> **What the exercise asks**
Write out the material below again, unchanged.
::: Material provided :::
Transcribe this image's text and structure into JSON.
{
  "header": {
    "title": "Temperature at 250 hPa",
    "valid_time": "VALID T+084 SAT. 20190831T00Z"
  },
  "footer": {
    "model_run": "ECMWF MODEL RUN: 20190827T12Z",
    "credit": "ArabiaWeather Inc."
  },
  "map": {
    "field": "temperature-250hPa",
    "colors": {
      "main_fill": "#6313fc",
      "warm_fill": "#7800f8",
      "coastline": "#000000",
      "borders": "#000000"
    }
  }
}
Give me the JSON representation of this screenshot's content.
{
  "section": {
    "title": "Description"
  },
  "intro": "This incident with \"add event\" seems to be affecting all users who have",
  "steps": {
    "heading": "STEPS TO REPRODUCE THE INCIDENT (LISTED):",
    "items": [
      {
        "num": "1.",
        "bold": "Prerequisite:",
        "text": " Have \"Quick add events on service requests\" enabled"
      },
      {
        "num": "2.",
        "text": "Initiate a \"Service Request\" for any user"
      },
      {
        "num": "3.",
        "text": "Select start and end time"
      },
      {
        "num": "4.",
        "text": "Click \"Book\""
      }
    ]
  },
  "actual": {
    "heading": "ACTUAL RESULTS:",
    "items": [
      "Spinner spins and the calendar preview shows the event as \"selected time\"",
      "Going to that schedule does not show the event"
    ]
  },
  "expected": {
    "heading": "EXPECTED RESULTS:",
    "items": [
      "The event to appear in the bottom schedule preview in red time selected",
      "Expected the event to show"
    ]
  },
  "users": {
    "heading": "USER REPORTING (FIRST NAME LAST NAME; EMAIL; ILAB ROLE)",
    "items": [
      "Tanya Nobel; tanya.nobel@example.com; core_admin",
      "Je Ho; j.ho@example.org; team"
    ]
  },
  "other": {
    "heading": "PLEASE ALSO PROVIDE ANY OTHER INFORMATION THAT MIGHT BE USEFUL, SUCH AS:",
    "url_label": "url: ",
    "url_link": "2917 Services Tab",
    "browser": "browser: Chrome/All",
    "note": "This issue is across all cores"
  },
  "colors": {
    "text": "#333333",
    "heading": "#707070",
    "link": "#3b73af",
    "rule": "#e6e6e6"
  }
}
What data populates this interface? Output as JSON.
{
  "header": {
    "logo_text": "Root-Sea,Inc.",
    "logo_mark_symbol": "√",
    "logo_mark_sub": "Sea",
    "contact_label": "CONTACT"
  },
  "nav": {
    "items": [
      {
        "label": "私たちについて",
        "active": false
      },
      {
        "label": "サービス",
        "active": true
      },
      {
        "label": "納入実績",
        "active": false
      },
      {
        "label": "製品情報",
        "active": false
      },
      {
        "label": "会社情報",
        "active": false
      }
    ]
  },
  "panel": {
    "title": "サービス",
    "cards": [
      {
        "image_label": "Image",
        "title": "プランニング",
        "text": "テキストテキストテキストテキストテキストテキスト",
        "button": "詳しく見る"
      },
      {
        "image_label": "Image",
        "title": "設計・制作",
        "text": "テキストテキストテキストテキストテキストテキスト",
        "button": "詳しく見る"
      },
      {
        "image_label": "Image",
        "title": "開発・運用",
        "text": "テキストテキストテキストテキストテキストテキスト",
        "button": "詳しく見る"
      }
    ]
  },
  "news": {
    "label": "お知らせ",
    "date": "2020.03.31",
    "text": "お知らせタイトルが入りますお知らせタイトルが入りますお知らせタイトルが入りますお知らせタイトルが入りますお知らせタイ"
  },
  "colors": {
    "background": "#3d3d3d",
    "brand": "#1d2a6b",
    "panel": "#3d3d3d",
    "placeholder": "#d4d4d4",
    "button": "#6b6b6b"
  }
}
:::
> **Task response**
Transcribe this image's text and structure into JSON.
{
  "header": {
    "title": "Temperature at 250 hPa",
    "valid_time": "VALID T+084 SAT. 20190831T00Z"
  },
  "footer": {
    "model_run": "ECMWF MODEL RUN: 20190827T12Z",
    "credit": "ArabiaWeather Inc."
  },
  "map": {
    "field": "temperature-250hPa",
    "colors": {
      "main_fill": "#6313fc",
      "warm_fill": "#7800f8",
      "coastline": "#000000",
      "borders": "#000000"
    }
  }
}
Give me the JSON representation of this screenshot's content.
{
  "section": {
    "title": "Description"
  },
  "intro": "This incident with \"add event\" seems to be affecting all users who have",
  "steps": {
    "heading": "STEPS TO REPRODUCE THE INCIDENT (LISTED):",
    "items": [
      {
        "num": "1.",
        "bold": "Prerequisite:",
        "text": " Have \"Quick add events on service requests\" enabled"
      },
      {
        "num": "2.",
        "text": "Initiate a \"Service Request\" for any user"
      },
      {
        "num": "3.",
        "text": "Select start and end time"
      },
      {
        "num": "4.",
        "text": "Click \"Book\""
      }
    ]
  },
  "actual": {
    "heading": "ACTUAL RESULTS:",
    "items": [
      "Spinner spins and the calendar preview shows the event as \"selected time\"",
      "Going to that schedule does not show the event"
    ]
  },
  "expected": {
    "heading": "EXPECTED RESULTS:",
    "items": [
      "The event to appear in the bottom schedule preview in red time selected",
      "Expected the event to show"
    ]
  },
  "users": {
    "heading": "USER REPORTING (FIRST NAME LAST NAME; EMAIL; ILAB ROLE)",
    "items": [
      "Tanya Nobel; tanya.nobel@example.com; core_admin",
      "Je Ho; j.ho@example.org; team"
    ]
  },
  "other": {
    "heading": "PLEASE ALSO PROVIDE ANY OTHER INFORMATION THAT MIGHT BE USEFUL, SUCH AS:",
    "url_label": "url: ",
    "url_link": "2917 Services Tab",
    "browser": "browser: Chrome/All",
    "note": "This issue is across all cores"
  },
  "colors": {
    "text": "#333333",
    "heading": "#707070",
    "link": "#3b73af",
    "rule": "#e6e6e6"
  }
}
What data populates this interface? Output as JSON.
{
  "header": {
    "logo_text": "Root-Sea,Inc.",
    "logo_mark_symbol": "√",
    "logo_mark_sub": "Sea",
    "contact_label": "CONTACT"
  },
  "nav": {
    "items": [
      {
        "label": "私たちについて",
        "active": false
      },
      {
        "label": "サービス",
        "active": true
      },
      {
        "label": "納入実績",
        "active": false
      },
      {
        "label": "製品情報",
        "active": false
      },
      {
        "label": "会社情報",
        "active": false
      }
    ]
  },
  "panel": {
    "title": "サービス",
    "cards": [
      {
        "image_label": "Image",
        "title": "プランニング",
        "text": "テキストテキストテキストテキストテキストテキスト",
        "button": "詳しく見る"
      },
      {
        "image_label": "Image",
        "title": "設計・制作",
        "text": "テキストテキストテキストテキストテキストテキスト",
        "button": "詳しく見る"
      },
      {
        "image_label": "Image",
        "title": "開発・運用",
        "text": "テキストテキストテキストテキストテキストテキスト",
        "button": "詳しく見る"
      }
    ]
  },
  "news": {
    "label": "お知らせ",
    "date": "2020.03.31",
    "text": "お知らせタイトルが入りますお知らせタイトルが入りますお知らせタイトルが入りますお知らせタイトルが入りますお知らせタイ"
  },
  "colors": {
    "background": "#3d3d3d",
    "brand": "#1d2a6b",
    "panel": "#3d3d3d",
    "placeholder": "#d4d4d4",
    "button": "#6b6b6b"
  }
}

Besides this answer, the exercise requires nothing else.